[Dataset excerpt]
· · · ·

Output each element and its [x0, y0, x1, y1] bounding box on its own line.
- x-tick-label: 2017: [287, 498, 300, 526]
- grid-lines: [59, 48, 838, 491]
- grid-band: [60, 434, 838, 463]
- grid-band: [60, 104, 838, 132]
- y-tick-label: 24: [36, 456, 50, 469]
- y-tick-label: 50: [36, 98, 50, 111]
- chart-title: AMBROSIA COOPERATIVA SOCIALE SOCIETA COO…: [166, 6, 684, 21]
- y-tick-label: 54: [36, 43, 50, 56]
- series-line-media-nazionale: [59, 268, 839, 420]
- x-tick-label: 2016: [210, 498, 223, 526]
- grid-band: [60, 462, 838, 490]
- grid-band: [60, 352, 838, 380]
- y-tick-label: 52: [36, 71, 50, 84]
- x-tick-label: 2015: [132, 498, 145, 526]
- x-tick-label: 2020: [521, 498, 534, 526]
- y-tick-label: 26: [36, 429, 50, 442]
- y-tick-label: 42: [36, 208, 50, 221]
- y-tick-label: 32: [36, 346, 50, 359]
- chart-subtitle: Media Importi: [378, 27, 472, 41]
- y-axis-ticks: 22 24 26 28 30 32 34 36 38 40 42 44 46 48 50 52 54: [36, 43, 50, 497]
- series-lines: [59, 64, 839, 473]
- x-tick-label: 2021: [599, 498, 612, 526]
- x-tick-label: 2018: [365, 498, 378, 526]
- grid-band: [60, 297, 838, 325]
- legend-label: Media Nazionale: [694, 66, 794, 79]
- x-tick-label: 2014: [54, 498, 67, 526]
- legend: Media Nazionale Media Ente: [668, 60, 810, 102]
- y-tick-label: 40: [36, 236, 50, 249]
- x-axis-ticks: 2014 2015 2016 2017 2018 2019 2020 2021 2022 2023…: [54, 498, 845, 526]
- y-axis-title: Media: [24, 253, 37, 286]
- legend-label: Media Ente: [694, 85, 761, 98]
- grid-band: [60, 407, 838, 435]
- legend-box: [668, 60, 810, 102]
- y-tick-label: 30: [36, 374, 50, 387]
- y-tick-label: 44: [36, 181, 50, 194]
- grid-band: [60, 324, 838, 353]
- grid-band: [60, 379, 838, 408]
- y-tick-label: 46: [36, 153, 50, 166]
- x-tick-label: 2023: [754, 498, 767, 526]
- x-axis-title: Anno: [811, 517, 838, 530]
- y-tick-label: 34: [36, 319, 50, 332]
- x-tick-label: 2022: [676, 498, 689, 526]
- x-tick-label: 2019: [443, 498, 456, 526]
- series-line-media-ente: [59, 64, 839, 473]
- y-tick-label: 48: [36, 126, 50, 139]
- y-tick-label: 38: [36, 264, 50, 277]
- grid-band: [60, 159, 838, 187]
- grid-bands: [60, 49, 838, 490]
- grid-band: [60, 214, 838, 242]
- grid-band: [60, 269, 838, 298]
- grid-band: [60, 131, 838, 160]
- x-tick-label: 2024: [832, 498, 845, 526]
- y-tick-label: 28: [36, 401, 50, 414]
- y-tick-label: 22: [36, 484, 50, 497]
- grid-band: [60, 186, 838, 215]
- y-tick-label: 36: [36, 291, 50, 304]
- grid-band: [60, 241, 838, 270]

· · · ·

Reproduce all of the lines above, substituting "legend-entry" for "legend-label" at every occurrence and leaving everything else unchanged.

→ Exercise response
Output each element and its [x0, y0, x1, y1] bounding box on its own line.
- x-tick-label: 2017: [287, 498, 300, 526]
- grid-lines: [59, 48, 838, 491]
- grid-band: [60, 434, 838, 463]
- grid-band: [60, 104, 838, 132]
- y-tick-label: 24: [36, 456, 50, 469]
- y-tick-label: 50: [36, 98, 50, 111]
- chart-title: AMBROSIA COOPERATIVA SOCIALE SOCIETA COO…: [166, 6, 684, 21]
- y-tick-label: 54: [36, 43, 50, 56]
- series-line-media-nazionale: [59, 268, 839, 420]
- x-tick-label: 2016: [210, 498, 223, 526]
- grid-band: [60, 462, 838, 490]
- grid-band: [60, 352, 838, 380]
- y-tick-label: 52: [36, 71, 50, 84]
- x-tick-label: 2015: [132, 498, 145, 526]
- x-tick-label: 2020: [521, 498, 534, 526]
- y-tick-label: 26: [36, 429, 50, 442]
- y-tick-label: 42: [36, 208, 50, 221]
- y-tick-label: 32: [36, 346, 50, 359]
- chart-subtitle: Media Importi: [378, 27, 472, 41]
- y-axis-ticks: 22 24 26 28 30 32 34 36 38 40 42 44 46 48 50 52 54: [36, 43, 50, 497]
- series-lines: [59, 64, 839, 473]
- x-tick-label: 2021: [599, 498, 612, 526]
- x-tick-label: 2018: [365, 498, 378, 526]
- grid-band: [60, 297, 838, 325]
- legend-entry: Media Nazionale: [694, 66, 794, 79]
- x-tick-label: 2014: [54, 498, 67, 526]
- legend: Media Nazionale Media Ente: [668, 60, 810, 102]
- y-tick-label: 40: [36, 236, 50, 249]
- x-axis-ticks: 2014 2015 2016 2017 2018 2019 2020 2021 2022 2023…: [54, 498, 845, 526]
- y-axis-title: Media: [24, 253, 37, 286]
- legend-entry: Media Ente: [694, 85, 761, 98]
- grid-band: [60, 407, 838, 435]
- legend-box: [668, 60, 810, 102]
- y-tick-label: 30: [36, 374, 50, 387]
- y-tick-label: 44: [36, 181, 50, 194]
- grid-band: [60, 324, 838, 353]
- grid-band: [60, 379, 838, 408]
- y-tick-label: 46: [36, 153, 50, 166]
- x-tick-label: 2023: [754, 498, 767, 526]
- x-axis-title: Anno: [811, 517, 838, 530]
- y-tick-label: 34: [36, 319, 50, 332]
- x-tick-label: 2022: [676, 498, 689, 526]
- x-tick-label: 2019: [443, 498, 456, 526]
- series-line-media-ente: [59, 64, 839, 473]
- y-tick-label: 48: [36, 126, 50, 139]
- y-tick-label: 38: [36, 264, 50, 277]
- grid-band: [60, 159, 838, 187]
- grid-bands: [60, 49, 838, 490]
- grid-band: [60, 214, 838, 242]
- grid-band: [60, 269, 838, 298]
- grid-band: [60, 131, 838, 160]
- x-tick-label: 2024: [832, 498, 845, 526]
- y-tick-label: 28: [36, 401, 50, 414]
- y-tick-label: 22: [36, 484, 50, 497]
- grid-band: [60, 186, 838, 215]
- y-tick-label: 36: [36, 291, 50, 304]
- grid-band: [60, 241, 838, 270]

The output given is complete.